Material to process:
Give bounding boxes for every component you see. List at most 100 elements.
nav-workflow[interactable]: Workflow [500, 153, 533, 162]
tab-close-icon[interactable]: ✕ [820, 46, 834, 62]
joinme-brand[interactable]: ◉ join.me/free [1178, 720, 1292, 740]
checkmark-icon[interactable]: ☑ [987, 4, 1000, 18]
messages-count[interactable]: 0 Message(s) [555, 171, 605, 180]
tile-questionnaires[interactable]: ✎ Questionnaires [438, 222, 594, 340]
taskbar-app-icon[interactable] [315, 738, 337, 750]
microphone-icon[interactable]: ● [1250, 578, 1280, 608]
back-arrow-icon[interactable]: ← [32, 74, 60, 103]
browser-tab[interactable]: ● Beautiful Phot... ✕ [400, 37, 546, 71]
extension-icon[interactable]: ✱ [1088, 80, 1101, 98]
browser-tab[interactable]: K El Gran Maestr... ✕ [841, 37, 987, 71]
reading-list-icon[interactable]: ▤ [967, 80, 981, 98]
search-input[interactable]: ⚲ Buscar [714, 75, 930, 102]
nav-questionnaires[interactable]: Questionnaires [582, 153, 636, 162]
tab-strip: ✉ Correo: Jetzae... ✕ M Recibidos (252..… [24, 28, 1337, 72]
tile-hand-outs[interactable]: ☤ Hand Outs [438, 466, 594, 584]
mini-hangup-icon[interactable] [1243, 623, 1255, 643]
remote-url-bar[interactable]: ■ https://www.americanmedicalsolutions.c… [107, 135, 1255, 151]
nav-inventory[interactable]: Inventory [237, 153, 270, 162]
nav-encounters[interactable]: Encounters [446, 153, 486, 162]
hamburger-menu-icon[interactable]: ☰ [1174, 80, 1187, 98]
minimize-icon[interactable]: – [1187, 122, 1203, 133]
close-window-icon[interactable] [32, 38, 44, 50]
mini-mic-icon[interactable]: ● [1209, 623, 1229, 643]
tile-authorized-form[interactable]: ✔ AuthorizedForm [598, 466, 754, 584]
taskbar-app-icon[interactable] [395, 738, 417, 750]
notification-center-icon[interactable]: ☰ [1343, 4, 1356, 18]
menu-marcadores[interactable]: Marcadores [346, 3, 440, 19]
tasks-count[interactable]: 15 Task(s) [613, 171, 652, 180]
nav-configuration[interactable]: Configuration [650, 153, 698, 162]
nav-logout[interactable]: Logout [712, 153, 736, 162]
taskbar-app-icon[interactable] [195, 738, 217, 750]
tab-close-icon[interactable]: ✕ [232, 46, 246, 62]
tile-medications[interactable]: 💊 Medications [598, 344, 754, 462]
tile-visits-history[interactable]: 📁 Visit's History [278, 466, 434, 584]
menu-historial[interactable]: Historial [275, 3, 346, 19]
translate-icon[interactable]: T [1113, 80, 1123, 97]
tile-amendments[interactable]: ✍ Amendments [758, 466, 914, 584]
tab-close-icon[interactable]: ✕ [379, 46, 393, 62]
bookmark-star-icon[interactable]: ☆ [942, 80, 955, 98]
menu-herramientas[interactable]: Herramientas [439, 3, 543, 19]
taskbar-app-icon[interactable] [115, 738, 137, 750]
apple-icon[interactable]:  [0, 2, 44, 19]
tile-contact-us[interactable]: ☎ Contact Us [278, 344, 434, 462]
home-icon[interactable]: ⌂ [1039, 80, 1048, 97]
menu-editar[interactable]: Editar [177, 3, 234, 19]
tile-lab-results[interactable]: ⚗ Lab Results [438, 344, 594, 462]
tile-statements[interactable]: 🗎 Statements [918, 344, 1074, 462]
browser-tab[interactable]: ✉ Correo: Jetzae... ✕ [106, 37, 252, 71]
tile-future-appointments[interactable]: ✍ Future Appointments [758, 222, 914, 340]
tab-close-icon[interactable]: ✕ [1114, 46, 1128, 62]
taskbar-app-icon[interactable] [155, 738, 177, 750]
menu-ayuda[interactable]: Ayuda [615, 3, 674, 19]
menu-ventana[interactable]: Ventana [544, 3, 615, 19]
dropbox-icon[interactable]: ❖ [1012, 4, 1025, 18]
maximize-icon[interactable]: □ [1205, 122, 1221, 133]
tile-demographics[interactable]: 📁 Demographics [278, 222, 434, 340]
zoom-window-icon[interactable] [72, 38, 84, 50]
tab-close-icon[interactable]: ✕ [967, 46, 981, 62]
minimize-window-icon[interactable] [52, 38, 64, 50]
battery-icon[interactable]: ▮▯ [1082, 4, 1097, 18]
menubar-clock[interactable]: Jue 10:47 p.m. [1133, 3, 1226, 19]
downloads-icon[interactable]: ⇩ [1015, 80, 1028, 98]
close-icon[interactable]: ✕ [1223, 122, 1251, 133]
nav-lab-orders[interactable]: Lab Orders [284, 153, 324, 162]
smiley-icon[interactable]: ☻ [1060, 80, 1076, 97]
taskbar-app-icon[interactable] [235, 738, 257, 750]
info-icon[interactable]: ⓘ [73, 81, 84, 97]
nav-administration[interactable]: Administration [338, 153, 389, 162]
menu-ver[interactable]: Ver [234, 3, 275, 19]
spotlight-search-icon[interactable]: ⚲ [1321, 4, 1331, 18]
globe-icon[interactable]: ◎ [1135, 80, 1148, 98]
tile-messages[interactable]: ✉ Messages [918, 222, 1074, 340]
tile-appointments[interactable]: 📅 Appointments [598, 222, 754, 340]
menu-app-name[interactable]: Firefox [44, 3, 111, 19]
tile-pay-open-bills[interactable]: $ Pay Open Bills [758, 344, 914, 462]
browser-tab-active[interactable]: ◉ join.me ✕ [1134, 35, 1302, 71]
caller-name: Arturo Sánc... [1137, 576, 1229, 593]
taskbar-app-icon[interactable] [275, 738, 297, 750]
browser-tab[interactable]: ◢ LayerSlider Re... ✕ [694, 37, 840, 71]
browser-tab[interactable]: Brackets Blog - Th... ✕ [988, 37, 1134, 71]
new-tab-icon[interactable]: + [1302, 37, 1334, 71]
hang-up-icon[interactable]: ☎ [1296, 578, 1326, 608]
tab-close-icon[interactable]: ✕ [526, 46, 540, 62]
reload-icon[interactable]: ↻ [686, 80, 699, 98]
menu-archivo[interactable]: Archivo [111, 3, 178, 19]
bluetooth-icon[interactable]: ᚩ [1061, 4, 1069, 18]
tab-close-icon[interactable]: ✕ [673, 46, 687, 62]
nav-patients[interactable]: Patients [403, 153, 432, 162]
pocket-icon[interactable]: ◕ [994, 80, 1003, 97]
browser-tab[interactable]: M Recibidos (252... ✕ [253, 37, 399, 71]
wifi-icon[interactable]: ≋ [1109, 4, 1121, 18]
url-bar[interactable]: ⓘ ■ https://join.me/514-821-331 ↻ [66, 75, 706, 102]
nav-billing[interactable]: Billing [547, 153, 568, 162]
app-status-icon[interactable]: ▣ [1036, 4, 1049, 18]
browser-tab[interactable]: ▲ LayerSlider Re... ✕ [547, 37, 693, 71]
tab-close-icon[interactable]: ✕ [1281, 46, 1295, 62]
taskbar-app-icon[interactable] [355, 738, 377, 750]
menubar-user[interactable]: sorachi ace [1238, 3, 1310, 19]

Exercise aim: Scan the entries above for the string "messages" and copy each line that contains it.

Reply:
messages-count[interactable]: 0 Message(s) [555, 171, 605, 180]
tile-messages[interactable]: ✉ Messages [918, 222, 1074, 340]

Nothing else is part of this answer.